### [WRITTEN TASK]
The entries below should be quoted exactly, with no pictures carried over.

### [Dataset items]
────────
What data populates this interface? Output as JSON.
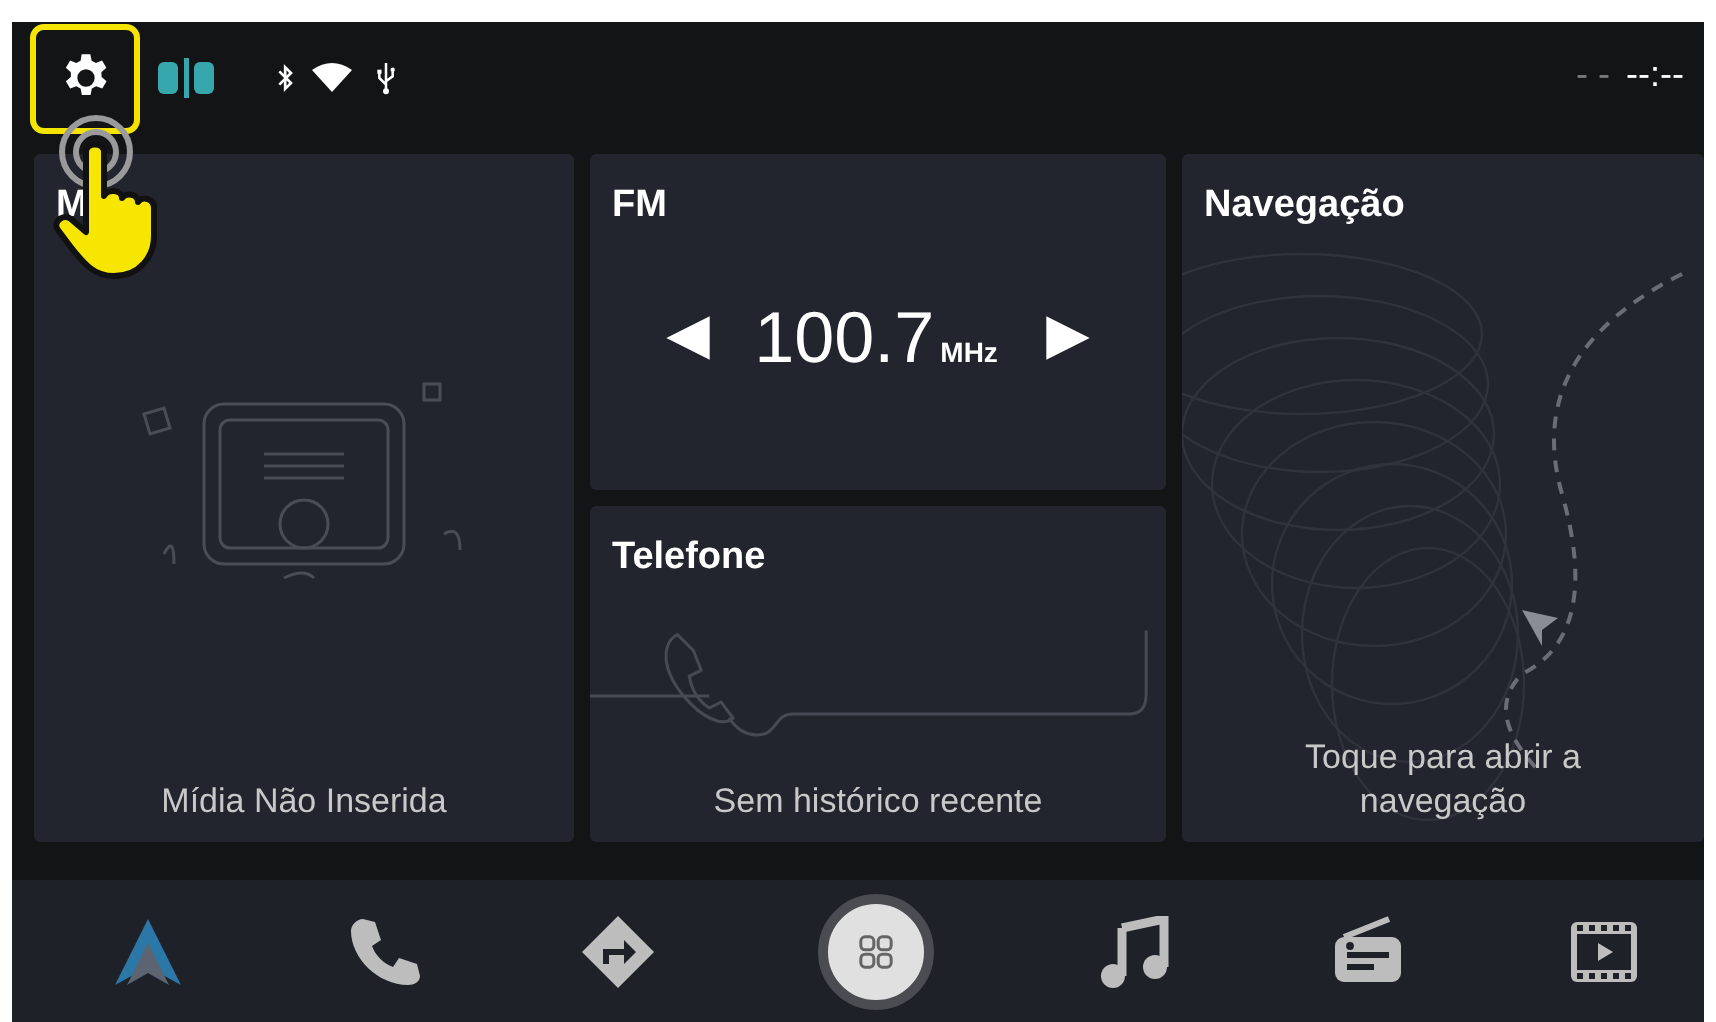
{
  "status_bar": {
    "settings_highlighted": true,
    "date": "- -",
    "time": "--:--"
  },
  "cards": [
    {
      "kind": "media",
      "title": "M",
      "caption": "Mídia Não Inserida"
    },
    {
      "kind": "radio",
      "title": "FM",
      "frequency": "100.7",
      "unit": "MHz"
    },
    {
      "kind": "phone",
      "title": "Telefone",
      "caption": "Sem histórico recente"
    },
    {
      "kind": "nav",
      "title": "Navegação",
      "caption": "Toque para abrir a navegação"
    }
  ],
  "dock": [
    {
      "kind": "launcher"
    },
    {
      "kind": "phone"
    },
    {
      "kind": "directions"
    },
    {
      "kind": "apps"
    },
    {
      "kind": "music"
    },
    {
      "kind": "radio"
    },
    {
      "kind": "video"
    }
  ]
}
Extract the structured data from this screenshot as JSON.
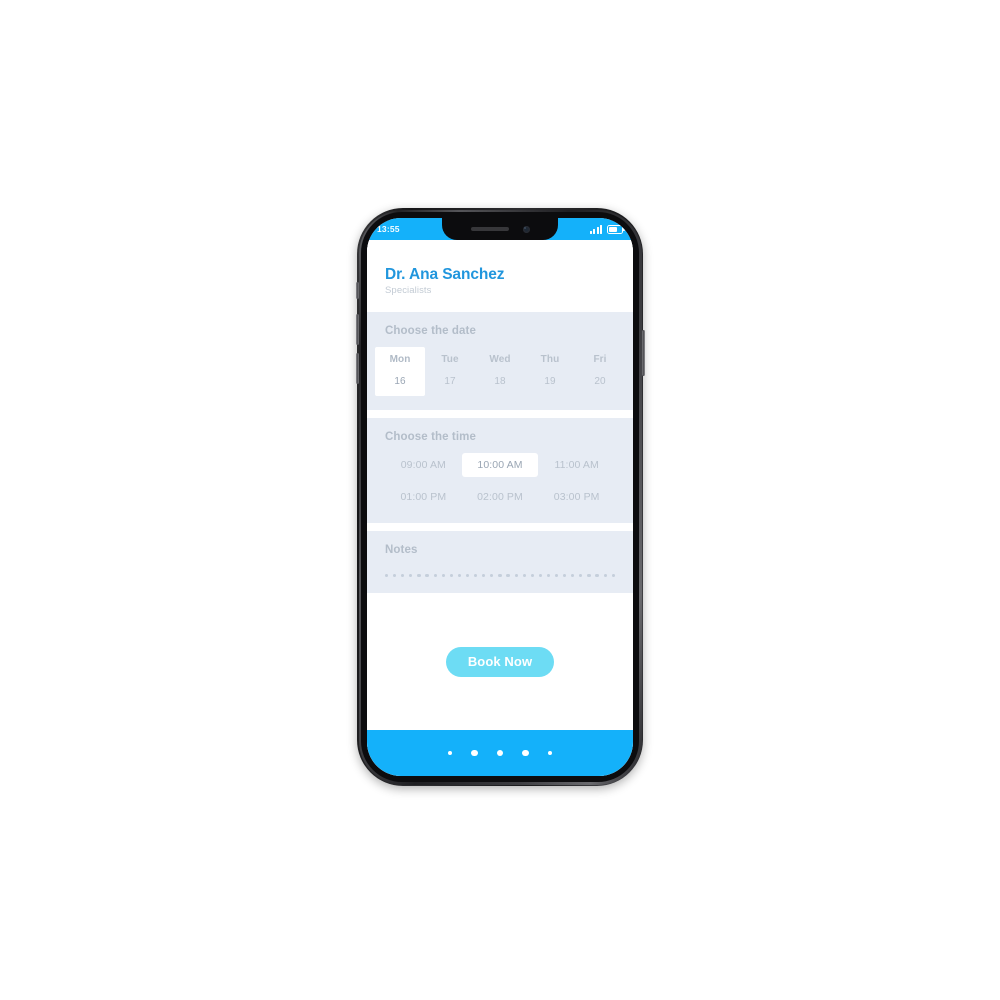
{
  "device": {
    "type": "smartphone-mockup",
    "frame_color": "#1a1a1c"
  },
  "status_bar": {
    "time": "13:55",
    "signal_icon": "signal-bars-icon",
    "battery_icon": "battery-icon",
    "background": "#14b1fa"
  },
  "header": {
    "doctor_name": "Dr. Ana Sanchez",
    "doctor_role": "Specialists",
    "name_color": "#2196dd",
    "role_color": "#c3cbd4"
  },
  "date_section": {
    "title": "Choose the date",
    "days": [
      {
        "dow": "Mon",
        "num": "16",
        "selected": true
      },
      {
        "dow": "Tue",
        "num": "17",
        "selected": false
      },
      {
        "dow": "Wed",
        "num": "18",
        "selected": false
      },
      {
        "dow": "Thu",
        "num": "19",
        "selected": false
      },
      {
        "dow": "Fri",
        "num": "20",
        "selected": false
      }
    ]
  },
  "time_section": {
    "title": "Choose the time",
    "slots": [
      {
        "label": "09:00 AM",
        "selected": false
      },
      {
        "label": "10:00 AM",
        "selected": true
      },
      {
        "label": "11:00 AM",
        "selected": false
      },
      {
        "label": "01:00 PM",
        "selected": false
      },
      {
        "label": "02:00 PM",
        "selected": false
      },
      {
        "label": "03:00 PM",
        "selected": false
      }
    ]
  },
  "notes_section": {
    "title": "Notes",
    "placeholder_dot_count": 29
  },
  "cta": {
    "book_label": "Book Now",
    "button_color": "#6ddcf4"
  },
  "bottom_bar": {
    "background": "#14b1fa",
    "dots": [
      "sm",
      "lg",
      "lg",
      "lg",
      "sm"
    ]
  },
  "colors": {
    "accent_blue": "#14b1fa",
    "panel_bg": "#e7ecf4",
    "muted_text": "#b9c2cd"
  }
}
────────
### [WORKED SOLUTION]
What data populates this interface? Output as JSON.
{
  "status_bar": {
    "settings_highlighted": true,
    "date": "- -",
    "time": "--:--"
  },
  "cards": [
    {
      "kind": "media",
      "title": "M",
      "caption": "Mídia Não Inserida"
    },
    {
      "kind": "radio",
      "title": "FM",
      "frequency": "100.7",
      "unit": "MHz"
    },
    {
      "kind": "phone",
      "title": "Telefone",
      "caption": "Sem histórico recente"
    },
    {
      "kind": "nav",
      "title": "Navegação",
      "caption": "Toque para abrir a navegação"
    }
  ],
  "dock": [
    {
      "kind": "launcher"
    },
    {
      "kind": "phone"
    },
    {
      "kind": "directions"
    },
    {
      "kind": "apps"
    },
    {
      "kind": "music"
    },
    {
      "kind": "radio"
    },
    {
      "kind": "video"
    }
  ]
}
Extract the structured data from this screenshot as JSON.
{
  "device": {
    "type": "smartphone-mockup",
    "frame_color": "#1a1a1c"
  },
  "status_bar": {
    "time": "13:55",
    "signal_icon": "signal-bars-icon",
    "battery_icon": "battery-icon",
    "background": "#14b1fa"
  },
  "header": {
    "doctor_name": "Dr. Ana Sanchez",
    "doctor_role": "Specialists",
    "name_color": "#2196dd",
    "role_color": "#c3cbd4"
  },
  "date_section": {
    "title": "Choose the date",
    "days": [
      {
        "dow": "Mon",
        "num": "16",
        "selected": true
      },
      {
        "dow": "Tue",
        "num": "17",
        "selected": false
      },
      {
        "dow": "Wed",
        "num": "18",
        "selected": false
      },
      {
        "dow": "Thu",
        "num": "19",
        "selected": false
      },
      {
        "dow": "Fri",
        "num": "20",
        "selected": false
      }
    ]
  },
  "time_section": {
    "title": "Choose the time",
    "slots": [
      {
        "label": "09:00 AM",
        "selected": false
      },
      {
        "label": "10:00 AM",
        "selected": true
      },
      {
        "label": "11:00 AM",
        "selected": false
      },
      {
        "label": "01:00 PM",
        "selected": false
      },
      {
        "label": "02:00 PM",
        "selected": false
      },
      {
        "label": "03:00 PM",
        "selected": false
      }
    ]
  },
  "notes_section": {
    "title": "Notes",
    "placeholder_dot_count": 29
  },
  "cta": {
    "book_label": "Book Now",
    "button_color": "#6ddcf4"
  },
  "bottom_bar": {
    "background": "#14b1fa",
    "dots": [
      "sm",
      "lg",
      "lg",
      "lg",
      "sm"
    ]
  },
  "colors": {
    "accent_blue": "#14b1fa",
    "panel_bg": "#e7ecf4",
    "muted_text": "#b9c2cd"
  }
}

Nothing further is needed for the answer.